▶ **Exercices**
1. Indiquez si chacune des affirmations (a), (b) et (c) concorde avec l'extrait, en répondant par oui ou par non et en citant fidèlement les mots décisifs.
(a) Grâce au PACM, une entreprise marocaine peut payer son fournisseur kenyan en KES sans passer par le dollar ou l'euro.
(b) Les frais de change superflus sont estimés à 5 milliards USD par mois.
(c) La plateforme fonctionne comme une chambre de compensation centralisée.
2. Répondez brièvement aux questions suivantes à partir de l'extrait.
(a) À quel risque majeur les entreprises étaient-elles exposées ?
(b) Dans quel délai l'échange direct de devises africaines se fait-il sur la plateforme ?
(c) Que libèrent les règlements quasi instantanés ?

▶ **Extrait**
━━━━
Il exposait en outre les entreprises à la volatilité des devises fortes et au risque majeur de voir leurs capitaux bloqués «trapped capital» dans des pays où la convertibilité était limitée ou les restrictions de change sévères.
L’accès direct au PACM change fondamentalement cette donne. Désormais, une entreprise marocaine peut régler son fournisseur kenyan directement en KES, et inversement, sans aucune intermédiation par le dollar ou l’euro. Cette plateforme continentale transparente et régulée fonctionne comme une place de marché peer-to-peer, mettant en relation les contreparties pour un échange direct de devises africaines en quasi temps réel.
Les conséquences pratiques sont immédiates et transformatrices. Les frais de change superflus, estimés à 5 milliards USD annuels au niveau continental pour ce type de contournement, sont purement et simplement éliminés. Les règlements quasi instantanés remplacent les délais interminables, libérant ainsi du capital de travail crucial et offrant une prévisibilité inédite pour la trésorerie des entreprises.
━━━━
▶ **Entrées**
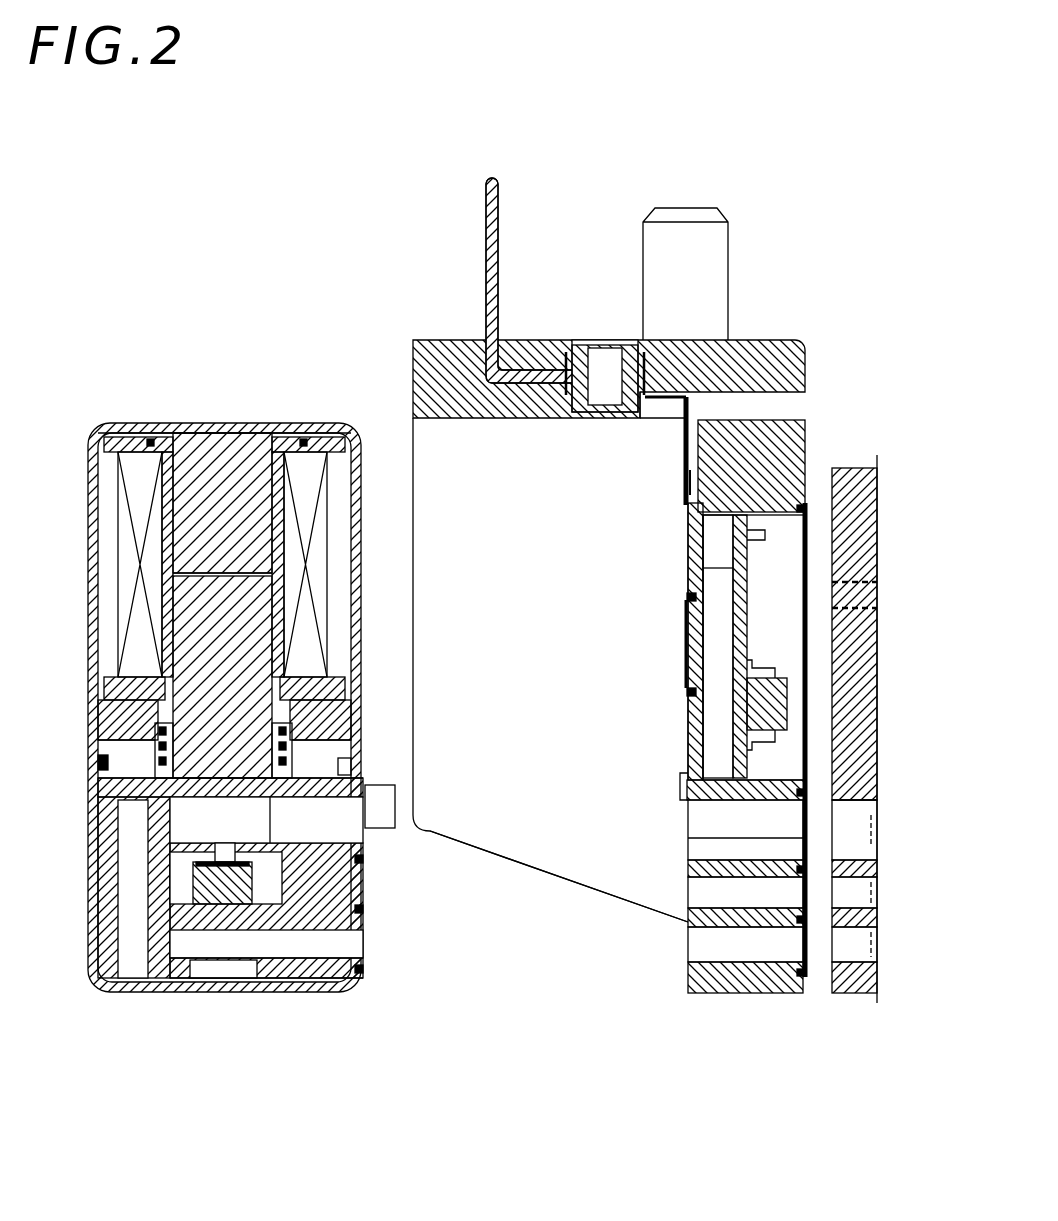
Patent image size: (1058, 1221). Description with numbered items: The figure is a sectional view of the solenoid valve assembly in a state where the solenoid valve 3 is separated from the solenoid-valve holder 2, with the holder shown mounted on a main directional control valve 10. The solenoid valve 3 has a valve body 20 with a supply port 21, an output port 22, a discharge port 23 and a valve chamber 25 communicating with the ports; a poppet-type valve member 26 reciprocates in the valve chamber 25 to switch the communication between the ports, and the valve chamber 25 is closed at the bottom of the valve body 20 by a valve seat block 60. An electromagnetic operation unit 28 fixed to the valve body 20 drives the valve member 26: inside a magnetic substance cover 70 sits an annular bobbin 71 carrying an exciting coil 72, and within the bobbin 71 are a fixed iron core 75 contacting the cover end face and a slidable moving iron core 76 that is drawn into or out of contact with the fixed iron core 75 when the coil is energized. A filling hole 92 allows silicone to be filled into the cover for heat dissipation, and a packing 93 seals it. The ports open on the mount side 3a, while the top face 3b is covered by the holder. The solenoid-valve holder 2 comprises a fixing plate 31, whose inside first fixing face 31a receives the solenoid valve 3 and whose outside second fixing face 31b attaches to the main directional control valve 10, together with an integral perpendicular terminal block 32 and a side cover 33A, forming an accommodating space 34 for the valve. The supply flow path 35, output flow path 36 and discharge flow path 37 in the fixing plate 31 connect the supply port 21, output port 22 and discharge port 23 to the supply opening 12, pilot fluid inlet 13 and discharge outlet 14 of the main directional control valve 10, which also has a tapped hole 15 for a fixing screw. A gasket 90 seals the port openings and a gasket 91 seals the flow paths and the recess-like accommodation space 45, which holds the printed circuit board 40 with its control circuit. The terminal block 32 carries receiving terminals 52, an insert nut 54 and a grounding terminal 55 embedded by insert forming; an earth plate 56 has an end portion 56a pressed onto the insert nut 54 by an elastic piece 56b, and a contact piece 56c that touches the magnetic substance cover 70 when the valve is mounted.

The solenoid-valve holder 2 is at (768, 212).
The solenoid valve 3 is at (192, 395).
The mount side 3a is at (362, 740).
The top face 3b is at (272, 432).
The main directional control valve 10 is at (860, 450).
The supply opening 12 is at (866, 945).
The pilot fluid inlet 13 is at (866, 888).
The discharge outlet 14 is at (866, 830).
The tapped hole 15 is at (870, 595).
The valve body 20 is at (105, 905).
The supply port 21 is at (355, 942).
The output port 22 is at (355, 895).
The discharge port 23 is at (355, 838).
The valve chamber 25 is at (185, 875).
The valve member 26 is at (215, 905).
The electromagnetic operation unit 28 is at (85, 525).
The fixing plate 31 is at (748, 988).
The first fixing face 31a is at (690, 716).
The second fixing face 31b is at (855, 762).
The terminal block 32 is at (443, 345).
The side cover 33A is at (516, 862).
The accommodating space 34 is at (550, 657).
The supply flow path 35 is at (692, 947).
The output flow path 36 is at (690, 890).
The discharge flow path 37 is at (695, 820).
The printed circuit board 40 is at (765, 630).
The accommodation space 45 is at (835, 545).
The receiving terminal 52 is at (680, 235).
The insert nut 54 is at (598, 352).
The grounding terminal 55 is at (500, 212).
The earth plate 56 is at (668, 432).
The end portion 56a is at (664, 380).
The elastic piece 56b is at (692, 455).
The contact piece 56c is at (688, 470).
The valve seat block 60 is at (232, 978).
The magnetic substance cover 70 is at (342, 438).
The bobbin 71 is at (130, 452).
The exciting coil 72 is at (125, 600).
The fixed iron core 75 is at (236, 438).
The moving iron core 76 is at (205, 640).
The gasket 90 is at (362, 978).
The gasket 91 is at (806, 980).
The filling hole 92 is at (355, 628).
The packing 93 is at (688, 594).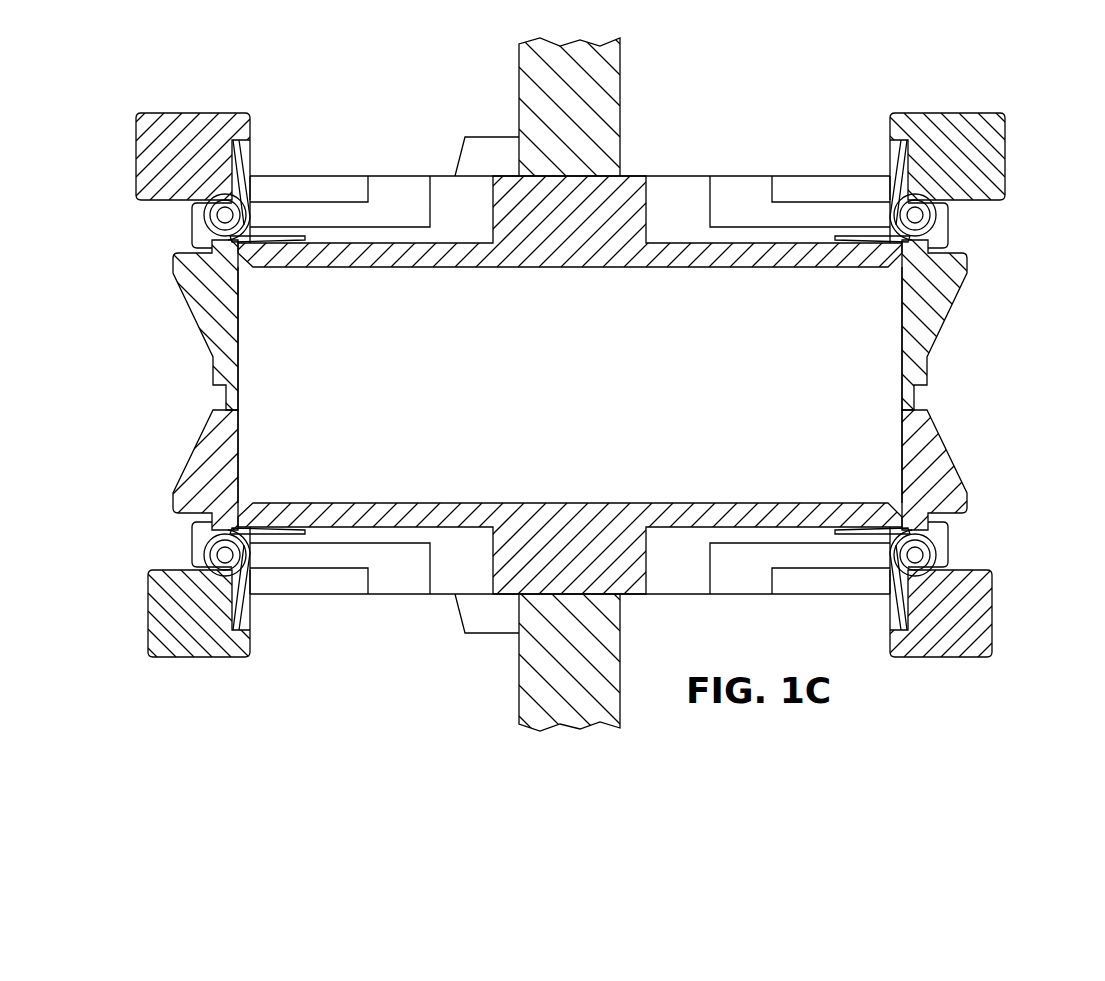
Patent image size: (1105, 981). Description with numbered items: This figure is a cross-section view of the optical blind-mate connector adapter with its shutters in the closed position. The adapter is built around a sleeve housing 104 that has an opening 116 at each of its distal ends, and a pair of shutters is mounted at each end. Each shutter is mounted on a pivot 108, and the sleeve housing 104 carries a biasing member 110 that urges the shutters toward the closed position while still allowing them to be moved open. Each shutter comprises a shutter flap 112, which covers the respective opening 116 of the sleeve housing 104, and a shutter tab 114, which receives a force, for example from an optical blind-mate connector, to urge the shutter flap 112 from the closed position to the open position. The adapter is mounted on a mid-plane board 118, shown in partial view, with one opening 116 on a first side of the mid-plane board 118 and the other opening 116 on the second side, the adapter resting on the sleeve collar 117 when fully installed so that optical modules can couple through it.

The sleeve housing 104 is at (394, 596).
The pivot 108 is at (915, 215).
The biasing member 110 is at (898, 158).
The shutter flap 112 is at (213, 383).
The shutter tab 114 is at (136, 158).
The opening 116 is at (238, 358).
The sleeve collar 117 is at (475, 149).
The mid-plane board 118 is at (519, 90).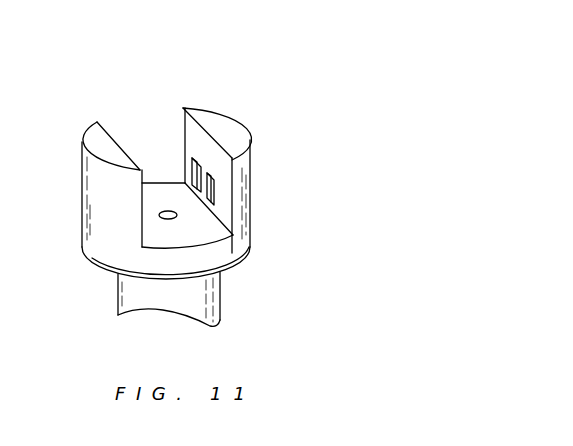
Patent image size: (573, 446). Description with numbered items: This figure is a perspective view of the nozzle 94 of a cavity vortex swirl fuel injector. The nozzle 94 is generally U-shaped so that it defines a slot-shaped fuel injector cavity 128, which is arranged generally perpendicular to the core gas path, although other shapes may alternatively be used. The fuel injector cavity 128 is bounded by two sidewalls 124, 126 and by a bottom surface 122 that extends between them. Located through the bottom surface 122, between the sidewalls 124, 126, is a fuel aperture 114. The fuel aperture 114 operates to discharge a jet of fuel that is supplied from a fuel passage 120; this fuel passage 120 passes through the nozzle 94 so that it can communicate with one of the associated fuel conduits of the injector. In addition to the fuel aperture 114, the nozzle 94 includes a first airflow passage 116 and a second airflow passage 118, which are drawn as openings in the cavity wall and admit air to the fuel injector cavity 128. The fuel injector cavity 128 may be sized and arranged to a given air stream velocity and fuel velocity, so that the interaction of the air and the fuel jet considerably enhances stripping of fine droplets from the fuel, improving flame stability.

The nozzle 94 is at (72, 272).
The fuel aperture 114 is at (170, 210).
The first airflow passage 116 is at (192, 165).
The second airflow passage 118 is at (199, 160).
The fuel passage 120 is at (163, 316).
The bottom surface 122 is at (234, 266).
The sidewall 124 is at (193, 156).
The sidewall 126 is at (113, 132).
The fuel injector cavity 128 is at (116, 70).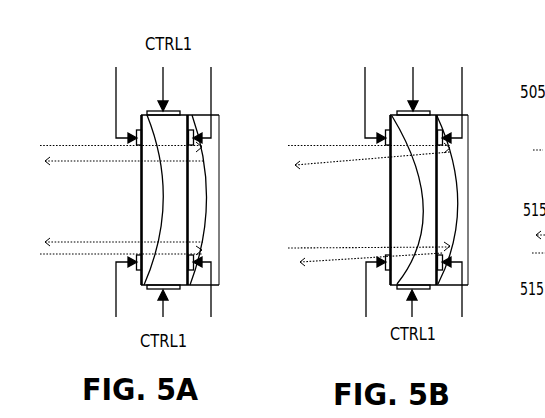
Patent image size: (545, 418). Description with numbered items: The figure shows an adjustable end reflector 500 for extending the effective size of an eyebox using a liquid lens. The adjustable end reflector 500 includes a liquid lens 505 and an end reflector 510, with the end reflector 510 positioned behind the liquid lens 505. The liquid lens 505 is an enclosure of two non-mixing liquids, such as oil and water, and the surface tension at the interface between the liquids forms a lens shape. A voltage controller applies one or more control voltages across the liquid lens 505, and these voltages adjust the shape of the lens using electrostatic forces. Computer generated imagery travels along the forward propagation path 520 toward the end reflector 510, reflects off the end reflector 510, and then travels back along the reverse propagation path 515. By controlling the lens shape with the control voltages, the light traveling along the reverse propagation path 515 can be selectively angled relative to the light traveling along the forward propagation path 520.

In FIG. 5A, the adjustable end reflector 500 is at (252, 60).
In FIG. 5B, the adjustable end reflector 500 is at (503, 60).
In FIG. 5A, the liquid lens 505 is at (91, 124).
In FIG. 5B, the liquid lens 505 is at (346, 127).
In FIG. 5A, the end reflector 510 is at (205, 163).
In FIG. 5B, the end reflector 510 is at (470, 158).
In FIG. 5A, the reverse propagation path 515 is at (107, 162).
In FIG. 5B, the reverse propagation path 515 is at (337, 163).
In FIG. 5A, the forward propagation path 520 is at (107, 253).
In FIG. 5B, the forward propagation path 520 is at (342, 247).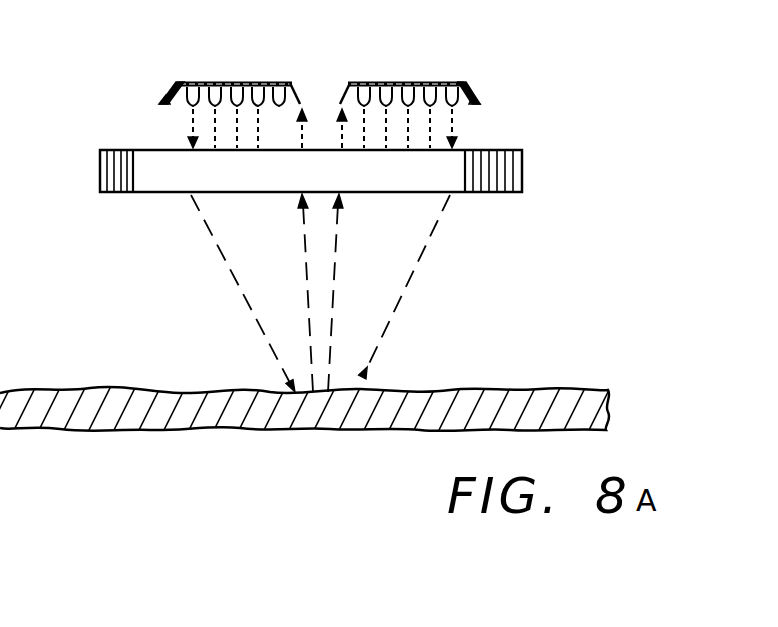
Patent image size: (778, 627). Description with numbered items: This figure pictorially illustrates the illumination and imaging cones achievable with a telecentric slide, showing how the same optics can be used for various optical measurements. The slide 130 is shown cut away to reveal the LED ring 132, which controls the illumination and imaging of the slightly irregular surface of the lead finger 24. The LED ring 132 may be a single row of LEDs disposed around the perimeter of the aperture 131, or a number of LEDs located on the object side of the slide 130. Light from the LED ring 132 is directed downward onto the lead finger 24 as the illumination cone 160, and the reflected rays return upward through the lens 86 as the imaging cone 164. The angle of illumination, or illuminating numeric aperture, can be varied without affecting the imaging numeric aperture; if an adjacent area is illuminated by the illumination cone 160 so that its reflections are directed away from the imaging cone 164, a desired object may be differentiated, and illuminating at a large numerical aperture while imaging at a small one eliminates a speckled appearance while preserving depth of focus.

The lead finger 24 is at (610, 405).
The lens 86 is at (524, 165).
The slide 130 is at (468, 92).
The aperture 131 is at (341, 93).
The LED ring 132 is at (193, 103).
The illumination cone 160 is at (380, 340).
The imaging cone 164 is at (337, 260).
━━━━
▶ **Corrigé par exercice**
1.
(a) Oui : « une entreprise marocaine peut régler son fournisseur kenyan directement en KES, et inversement, sans aucune intermédiation par le dollar ou l’euro ».
(b) Non : « estimés à 5 milliards USD annuels ».
(c) Non : « fonctionne comme une place de marché peer-to-peer ».

2.
(a) Voir leurs capitaux bloqués («trapped capital») dans des pays où la convertibilité était limitée ou les restrictions de change sévères.
(b) En quasi temps réel.
(c) Du capital de travail crucial.